### WORK TO COMPLETE
Find the lines of data that contain the string "name", then list them.

Saved entries:
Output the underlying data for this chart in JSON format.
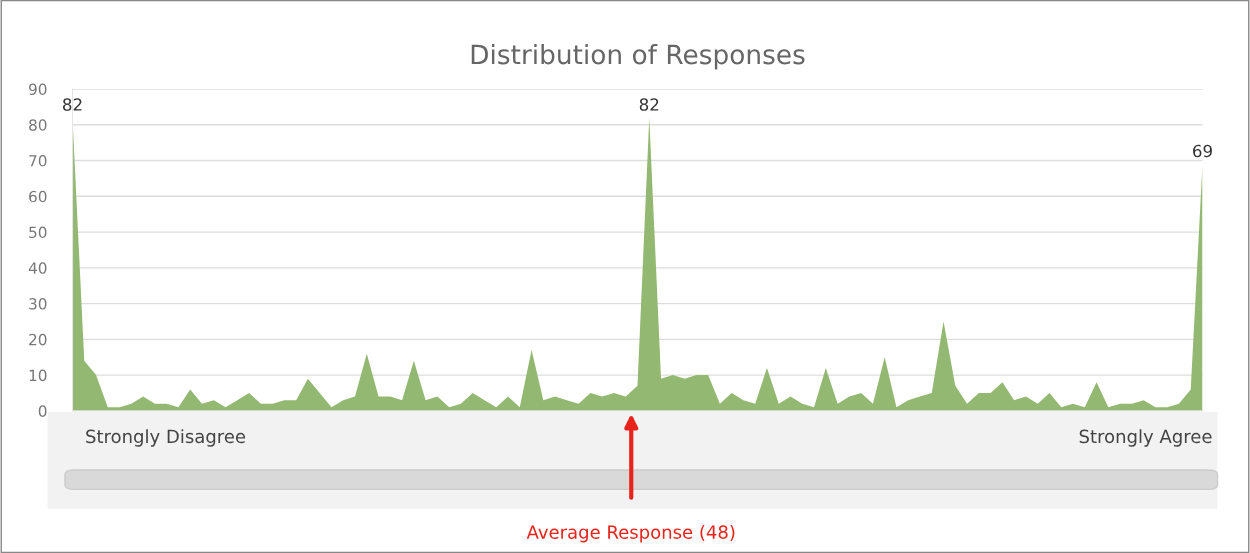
{
  "chart_data": {
    "type": "area",
    "title": "Distribution of Responses",
    "categories": [
      null,
      null,
      null,
      null,
      null,
      null,
      null,
      null,
      null,
      null,
      null,
      null,
      null,
      null,
      null,
      null,
      null,
      null,
      null,
      null,
      null,
      null,
      null,
      null,
      null,
      null,
      null,
      null,
      null,
      null,
      null,
      null,
      null,
      null,
      null,
      null,
      null,
      null,
      null,
      null,
      null,
      null,
      null,
      null,
      null,
      null,
      null,
      null,
      null,
      null,
      null,
      null,
      null,
      null,
      null,
      null,
      null,
      null,
      null,
      null,
      null,
      null,
      null,
      null,
      null,
      null,
      null,
      null,
      null,
      null,
      null,
      null,
      null,
      null,
      null,
      null,
      null,
      null,
      null,
      null,
      null,
      null,
      null,
      null,
      null,
      null,
      null,
      null,
      null,
      null,
      null,
      null,
      null,
      null,
      null,
      null,
      null
    ],
    "series": [
      {
        "color": "#93b872",
        "values": [
          82,
          14,
          10,
          1,
          1,
          2,
          4,
          2,
          2,
          1,
          6,
          2,
          3,
          1,
          3,
          5,
          2,
          2,
          3,
          3,
          9,
          5,
          1,
          3,
          4,
          16,
          4,
          4,
          3,
          14,
          3,
          4,
          1,
          2,
          5,
          3,
          1,
          4,
          1,
          17,
          3,
          4,
          3,
          2,
          5,
          4,
          5,
          4,
          7,
          82,
          9,
          10,
          9,
          10,
          10,
          2,
          5,
          3,
          2,
          12,
          2,
          4,
          2,
          1,
          12,
          2,
          4,
          5,
          2,
          15,
          1,
          3,
          4,
          5,
          25,
          7,
          2,
          5,
          5,
          8,
          3,
          4,
          2,
          5,
          1,
          2,
          1,
          8,
          1,
          2,
          2,
          3,
          1,
          1,
          2,
          6,
          69
        ],
        "value_labels": [
          "82",
          null,
          null,
          null,
          null,
          null,
          null,
          null,
          null,
          null,
          null,
          null,
          null,
          null,
          null,
          null,
          null,
          null,
          null,
          null,
          null,
          null,
          null,
          null,
          null,
          null,
          null,
          null,
          null,
          null,
          null,
          null,
          null,
          null,
          null,
          null,
          null,
          null,
          null,
          null,
          null,
          null,
          null,
          null,
          null,
          null,
          null,
          null,
          null,
          "82",
          null,
          null,
          null,
          null,
          null,
          null,
          null,
          null,
          null,
          null,
          null,
          null,
          null,
          null,
          null,
          null,
          null,
          null,
          null,
          null,
          null,
          null,
          null,
          null,
          null,
          null,
          null,
          null,
          null,
          null,
          null,
          null,
          null,
          null,
          null,
          null,
          null,
          null,
          null,
          null,
          null,
          null,
          null,
          null,
          null,
          null,
          "69"
        ]
      }
    ],
    "ylim": [
      0,
      90
    ],
    "yticks": [
      0,
      10,
      20,
      30,
      40,
      50,
      60,
      70,
      80,
      90
    ],
    "grid": "y",
    "legend": false,
    "annotations": [
      "Strongly Disagree",
      "Strongly Agree",
      "Average Response (48)"
    ]
  }
}
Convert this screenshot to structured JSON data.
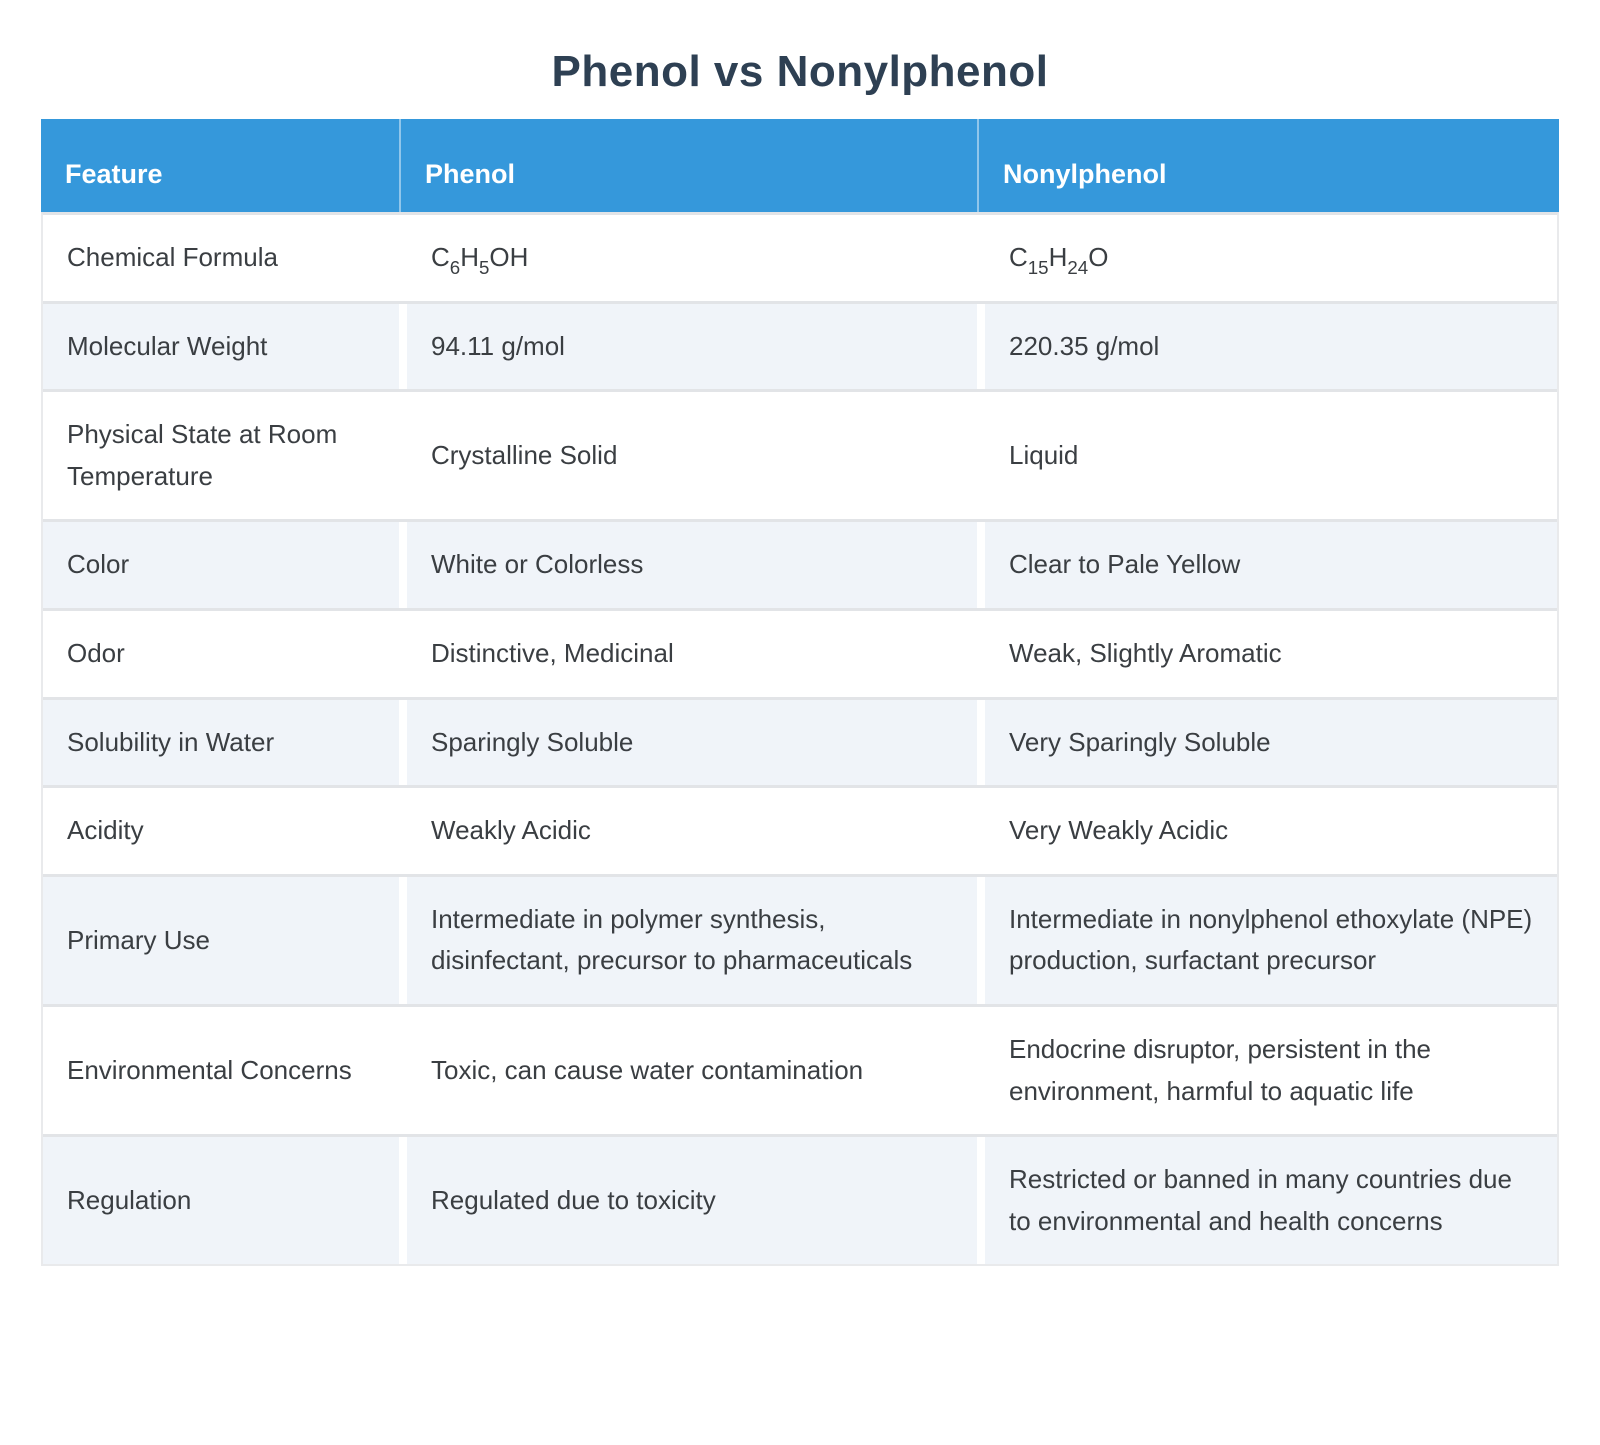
{
  "title": "Phenol vs Nonylphenol",
  "colors": {
    "header_bg": "#3598db",
    "header_text": "#ffffff",
    "row_bg": "#ffffff",
    "row_alt_bg": "#f0f4f9",
    "divider": "#e2e4e7",
    "title_color": "#2e4053",
    "body_text": "#3a3e42"
  },
  "table": {
    "columns": [
      "Feature",
      "Phenol",
      "Nonylphenol"
    ],
    "rows": [
      {
        "chem": true,
        "feature": "Chemical Formula",
        "phenol": "C_6H_5OH",
        "nonylphenol": "C_15H_24O"
      },
      {
        "feature": "Molecular Weight",
        "phenol": "94.11 g/mol",
        "nonylphenol": "220.35 g/mol"
      },
      {
        "feature": "Physical State at Room Temperature",
        "phenol": "Crystalline Solid",
        "nonylphenol": "Liquid"
      },
      {
        "feature": "Color",
        "phenol": "White or Colorless",
        "nonylphenol": "Clear to Pale Yellow"
      },
      {
        "feature": "Odor",
        "phenol": "Distinctive, Medicinal",
        "nonylphenol": "Weak, Slightly Aromatic"
      },
      {
        "feature": "Solubility in Water",
        "phenol": "Sparingly Soluble",
        "nonylphenol": "Very Sparingly Soluble"
      },
      {
        "feature": "Acidity",
        "phenol": "Weakly Acidic",
        "nonylphenol": "Very Weakly Acidic"
      },
      {
        "feature": "Primary Use",
        "phenol": "Intermediate in polymer synthesis, disinfectant, precursor to pharmaceuticals",
        "nonylphenol": "Intermediate in nonylphenol ethoxylate (NPE) production, surfactant precursor"
      },
      {
        "feature": "Environmental Concerns",
        "phenol": "Toxic, can cause water contamination",
        "nonylphenol": "Endocrine disruptor, persistent in the environment, harmful to aquatic life"
      },
      {
        "feature": "Regulation",
        "phenol": "Regulated due to toxicity",
        "nonylphenol": "Restricted or banned in many countries due to environmental and health concerns"
      }
    ]
  }
}
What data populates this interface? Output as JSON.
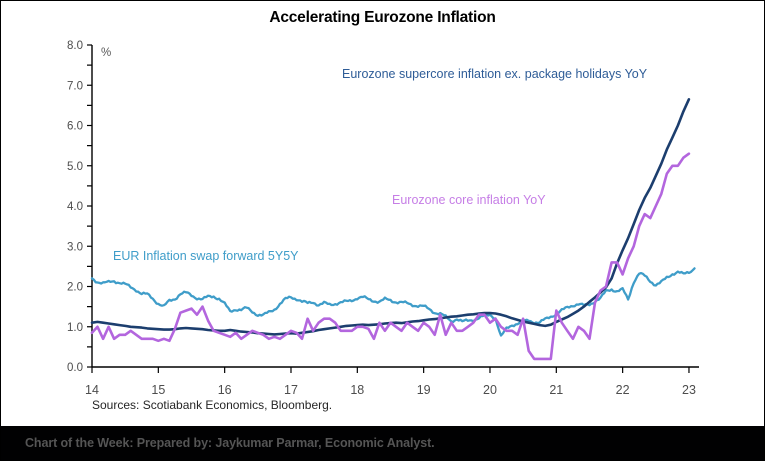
{
  "chart_data": {
    "type": "line",
    "title": "Accelerating Eurozone Inflation",
    "x_axis": {
      "min": 2014,
      "max": 2023,
      "tick_labels": [
        "14",
        "15",
        "16",
        "17",
        "18",
        "19",
        "20",
        "21",
        "22",
        "23"
      ]
    },
    "y_axis": {
      "min": 0,
      "max": 8,
      "major_step": 1,
      "minor_step": 0.5,
      "unit": "%",
      "tick_label_format": "one-decimal"
    },
    "legend_position": "inline-annotations",
    "grid": false,
    "series": [
      {
        "name": "Eurozone supercore inflation ex. package holidays YoY",
        "color": "#1c3e6e",
        "label_color": "#2e5c97",
        "x_start": 2014.0,
        "x_step": 0.08333,
        "values": [
          1.1,
          1.12,
          1.1,
          1.08,
          1.06,
          1.04,
          1.02,
          1.0,
          0.99,
          0.98,
          0.96,
          0.95,
          0.94,
          0.93,
          0.93,
          0.94,
          0.96,
          0.97,
          0.96,
          0.95,
          0.94,
          0.92,
          0.91,
          0.9,
          0.9,
          0.92,
          0.9,
          0.88,
          0.87,
          0.86,
          0.84,
          0.83,
          0.82,
          0.81,
          0.82,
          0.83,
          0.84,
          0.83,
          0.85,
          0.87,
          0.89,
          0.92,
          0.94,
          0.96,
          0.98,
          1.0,
          1.02,
          1.03,
          1.04,
          1.05,
          1.04,
          1.05,
          1.06,
          1.08,
          1.09,
          1.1,
          1.09,
          1.11,
          1.13,
          1.14,
          1.16,
          1.18,
          1.19,
          1.21,
          1.23,
          1.25,
          1.26,
          1.28,
          1.3,
          1.31,
          1.33,
          1.34,
          1.34,
          1.33,
          1.3,
          1.26,
          1.21,
          1.17,
          1.13,
          1.1,
          1.07,
          1.04,
          1.02,
          1.05,
          1.12,
          1.18,
          1.24,
          1.32,
          1.4,
          1.5,
          1.62,
          1.73,
          1.85,
          1.98,
          2.2,
          2.58,
          2.9,
          3.2,
          3.55,
          3.9,
          4.2,
          4.45,
          4.75,
          5.05,
          5.4,
          5.7,
          6.0,
          6.35,
          6.65
        ]
      },
      {
        "name": "Eurozone core inflation YoY",
        "color": "#b366de",
        "label_color": "#c67ee6",
        "x_start": 2014.0,
        "x_step": 0.08333,
        "values": [
          0.85,
          1.0,
          0.7,
          1.0,
          0.7,
          0.8,
          0.8,
          0.9,
          0.8,
          0.7,
          0.7,
          0.7,
          0.65,
          0.7,
          0.65,
          0.95,
          1.35,
          1.4,
          1.45,
          1.3,
          1.5,
          1.15,
          0.9,
          0.85,
          0.8,
          0.75,
          0.85,
          0.7,
          0.8,
          0.9,
          0.85,
          0.8,
          0.7,
          0.75,
          0.7,
          0.8,
          0.9,
          0.85,
          0.7,
          1.2,
          0.9,
          1.1,
          1.2,
          1.2,
          1.1,
          0.9,
          0.9,
          0.9,
          1.0,
          1.0,
          0.95,
          0.7,
          1.1,
          0.9,
          1.1,
          1.0,
          0.9,
          1.1,
          1.0,
          0.9,
          1.1,
          1.0,
          0.8,
          1.3,
          0.8,
          1.1,
          0.9,
          0.9,
          1.0,
          1.1,
          1.3,
          1.3,
          1.1,
          1.2,
          1.0,
          0.9,
          0.9,
          0.8,
          1.2,
          0.4,
          0.2,
          0.2,
          0.2,
          0.2,
          1.4,
          1.1,
          0.9,
          0.7,
          1.0,
          0.9,
          0.7,
          1.6,
          1.9,
          2.0,
          2.6,
          2.6,
          2.3,
          2.7,
          3.0,
          3.5,
          3.8,
          3.7,
          4.0,
          4.3,
          4.8,
          5.0,
          5.0,
          5.2,
          5.3
        ]
      },
      {
        "name": "EUR Inflation swap forward 5Y5Y",
        "color": "#3f9dc9",
        "label_color": "#3f9dc9",
        "x_start": 2014.0,
        "x_step": 0.08333,
        "values": [
          2.2,
          2.12,
          2.08,
          2.1,
          2.14,
          2.1,
          2.05,
          1.98,
          1.92,
          1.82,
          1.8,
          1.7,
          1.58,
          1.5,
          1.64,
          1.7,
          1.82,
          1.84,
          1.78,
          1.72,
          1.68,
          1.74,
          1.76,
          1.7,
          1.56,
          1.38,
          1.44,
          1.42,
          1.46,
          1.38,
          1.3,
          1.28,
          1.36,
          1.44,
          1.56,
          1.68,
          1.74,
          1.7,
          1.62,
          1.58,
          1.62,
          1.54,
          1.58,
          1.55,
          1.58,
          1.6,
          1.62,
          1.66,
          1.72,
          1.73,
          1.68,
          1.65,
          1.62,
          1.68,
          1.66,
          1.62,
          1.6,
          1.58,
          1.55,
          1.52,
          1.5,
          1.44,
          1.36,
          1.32,
          1.24,
          1.14,
          1.2,
          1.12,
          1.15,
          1.18,
          1.22,
          1.26,
          1.3,
          1.22,
          0.75,
          0.95,
          1.05,
          1.08,
          1.12,
          1.16,
          1.12,
          1.1,
          1.18,
          1.26,
          1.32,
          1.4,
          1.48,
          1.54,
          1.56,
          1.52,
          1.56,
          1.64,
          1.7,
          1.88,
          1.94,
          1.88,
          1.92,
          1.68,
          2.12,
          2.32,
          2.26,
          2.14,
          2.04,
          2.1,
          2.22,
          2.32,
          2.36,
          2.3,
          2.36,
          2.45
        ]
      }
    ]
  },
  "sources": "Sources: Scotiabank Economics, Bloomberg.",
  "footer": {
    "text": "Chart of the Week: Prepared by: Jaykumar Parmar, Economic Analyst."
  }
}
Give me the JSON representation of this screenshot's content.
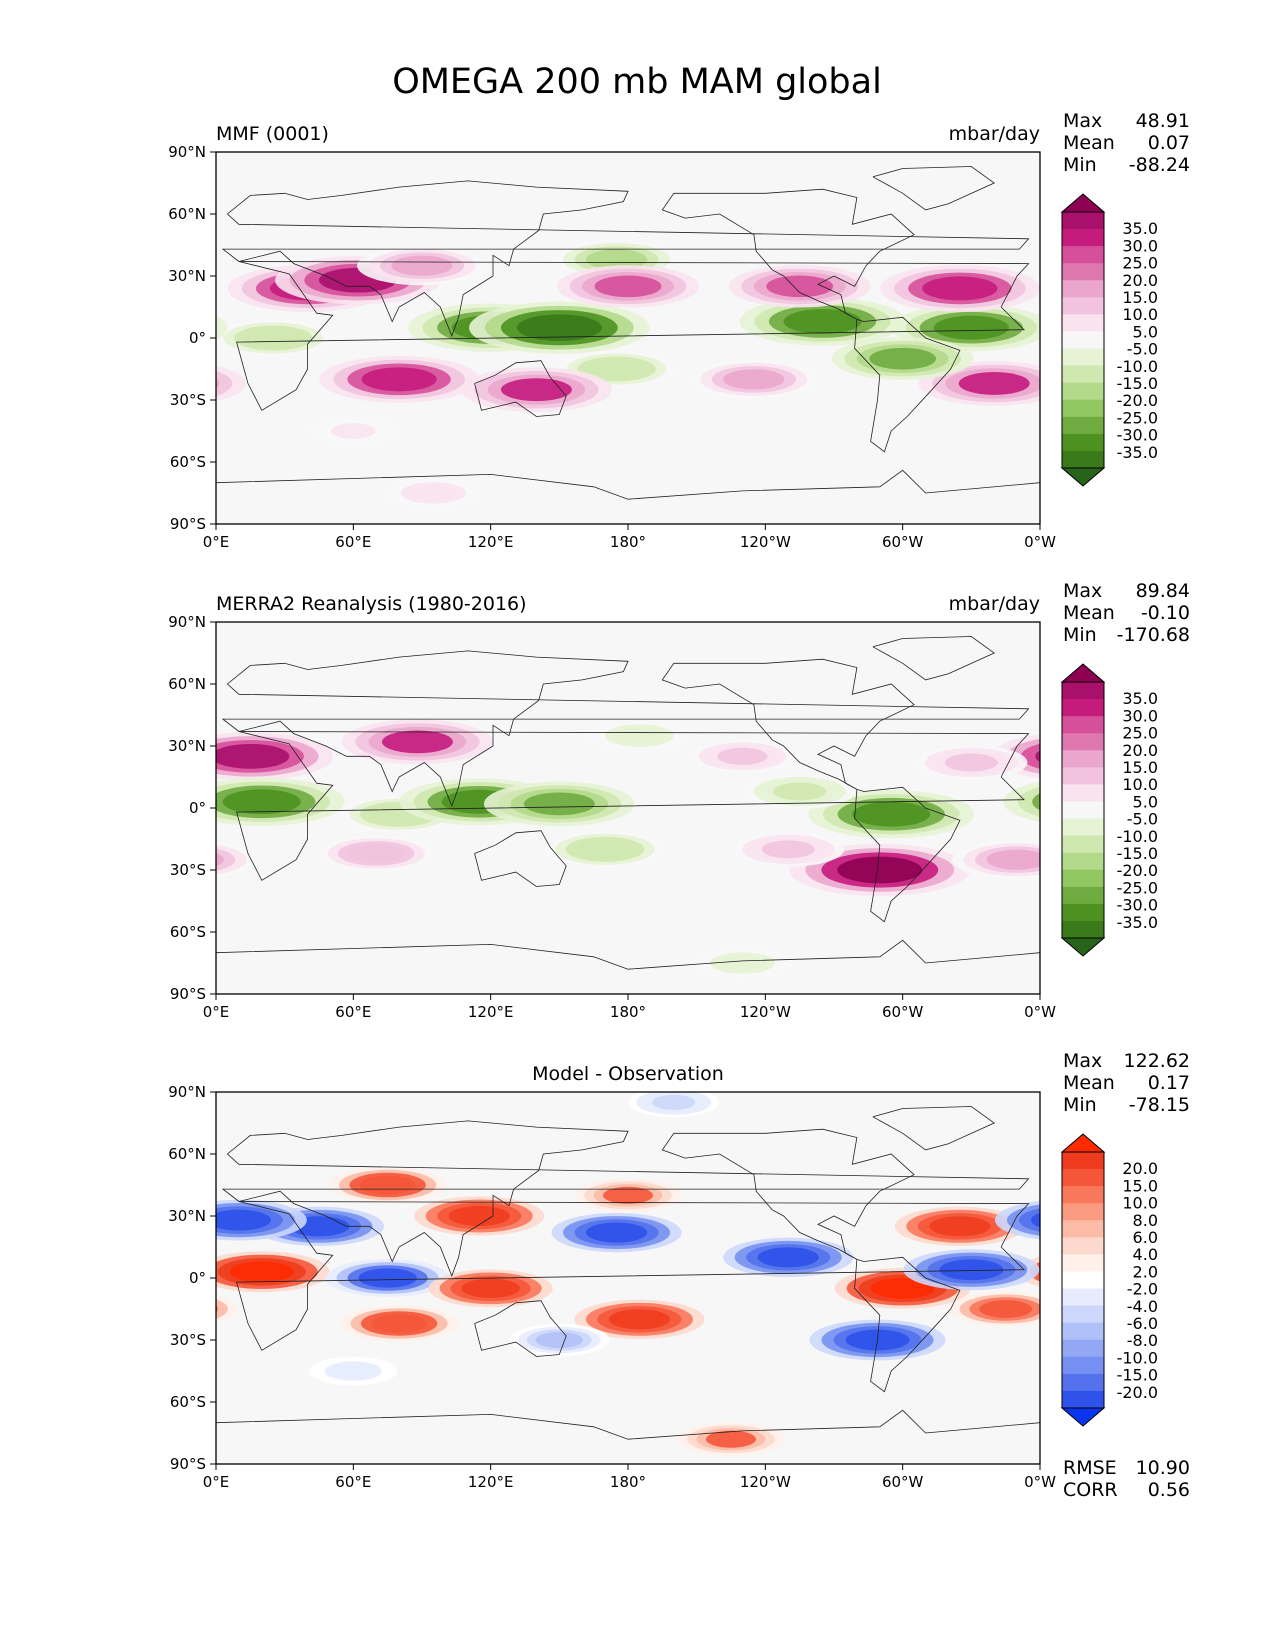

### OUTPUT OF THE EXERCISE
        "name": "Eurozone supercore inflation ex. package holidays YoY",
        "name": "Eurozone core inflation YoY",
        "name": "EUR Inflation swap forward 5Y5Y",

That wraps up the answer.